» Work to be completed
Write the data out again exactly, dropping any images it holds.
╭──
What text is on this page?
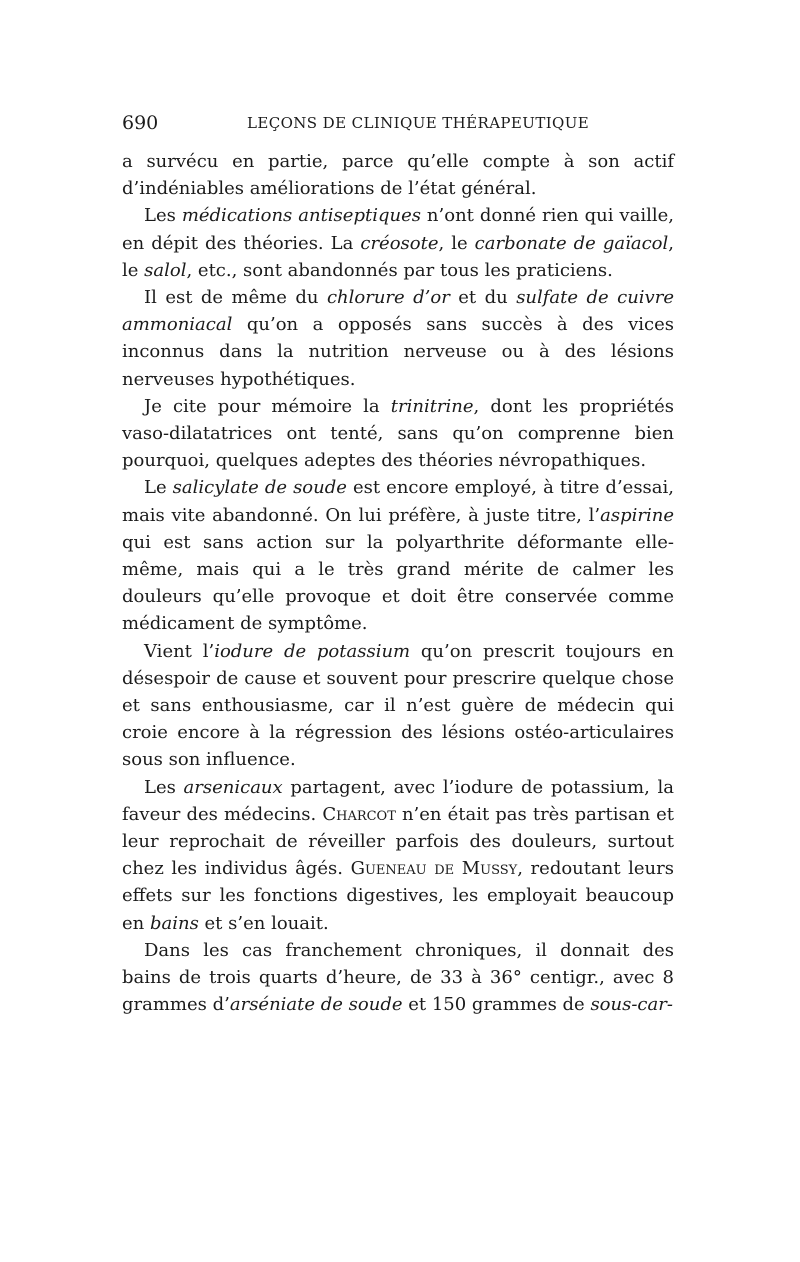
690	LEÇONS DE CLINIQUE THÉRAPEUTIQUE

a survécu en partie, parce qu’elle compte à son actif d’indéniables améliorations de l’état général.

Les médications antiseptiques n’ont donné rien qui vaille, en dépit des théories. La créosote, le carbonate de gaïacol, le salol, etc., sont abandonnés par tous les praticiens.

Il est de même du chlorure d’or et du sulfate de cuivre ammoniacal qu’on a opposés sans succès à des vices inconnus dans la nutrition nerveuse ou à des lésions nerveuses hypothétiques.

Je cite pour mémoire la trinitrine, dont les propriétés vaso-dilatatrices ont tenté, sans qu’on comprenne bien pourquoi, quelques adeptes des théories névropathiques.

Le salicylate de soude est encore employé, à titre d’essai, mais vite abandonné. On lui préfère, à juste titre, l’aspirine qui est sans action sur la polyarthrite déformante elle-même, mais qui a le très grand mérite de calmer les douleurs qu’elle provoque et doit être conservée comme médicament de symptôme.

Vient l’iodure de potassium qu’on prescrit toujours en désespoir de cause et souvent pour prescrire quelque chose et sans enthousiasme, car il n’est guère de médecin qui croie encore à la régression des lésions ostéo-articulaires sous son influence.

Les arsenicaux partagent, avec l’iodure de potassium, la faveur des médecins. Charcot n’en était pas très partisan et leur reprochait de réveiller parfois des douleurs, surtout chez les individus âgés. Gueneau de Mussy, redoutant leurs effets sur les fonctions digestives, les employait beaucoup en bains et s’en louait.

Dans les cas franchement chroniques, il donnait des bains de trois quarts d’heure, de 33 à 36° centigr., avec 8 grammes d’arséniate de soude et 150 grammes de sous-car-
╰──
» The solution
What text is on this page?
690	LEÇONS DE CLINIQUE THÉRAPEUTIQUE

a survécu en partie, parce qu’elle compte à son actif d’indéniables améliorations de l’état général.

Les médications antiseptiques n’ont donné rien qui vaille, en dépit des théories. La créosote, le carbonate de gaïacol, le salol, etc., sont abandonnés par tous les praticiens.

Il est de même du chlorure d’or et du sulfate de cuivre ammoniacal qu’on a opposés sans succès à des vices inconnus dans la nutrition nerveuse ou à des lésions nerveuses hypothétiques.

Je cite pour mémoire la trinitrine, dont les propriétés vaso-dilatatrices ont tenté, sans qu’on comprenne bien pourquoi, quelques adeptes des théories névropathiques.

Le salicylate de soude est encore employé, à titre d’essai, mais vite abandonné. On lui préfère, à juste titre, l’aspirine qui est sans action sur la polyarthrite déformante elle-même, mais qui a le très grand mérite de calmer les douleurs qu’elle provoque et doit être conservée comme médicament de symptôme.

Vient l’iodure de potassium qu’on prescrit toujours en désespoir de cause et souvent pour prescrire quelque chose et sans enthousiasme, car il n’est guère de médecin qui croie encore à la régression des lésions ostéo-articulaires sous son influence.

Les arsenicaux partagent, avec l’iodure de potassium, la faveur des médecins. Charcot n’en était pas très partisan et leur reprochait de réveiller parfois des douleurs, surtout chez les individus âgés. Gueneau de Mussy, redoutant leurs effets sur les fonctions digestives, les employait beaucoup en bains et s’en louait.

Dans les cas franchement chroniques, il donnait des bains de trois quarts d’heure, de 33 à 36° centigr., avec 8 grammes d’arséniate de soude et 150 grammes de sous-car-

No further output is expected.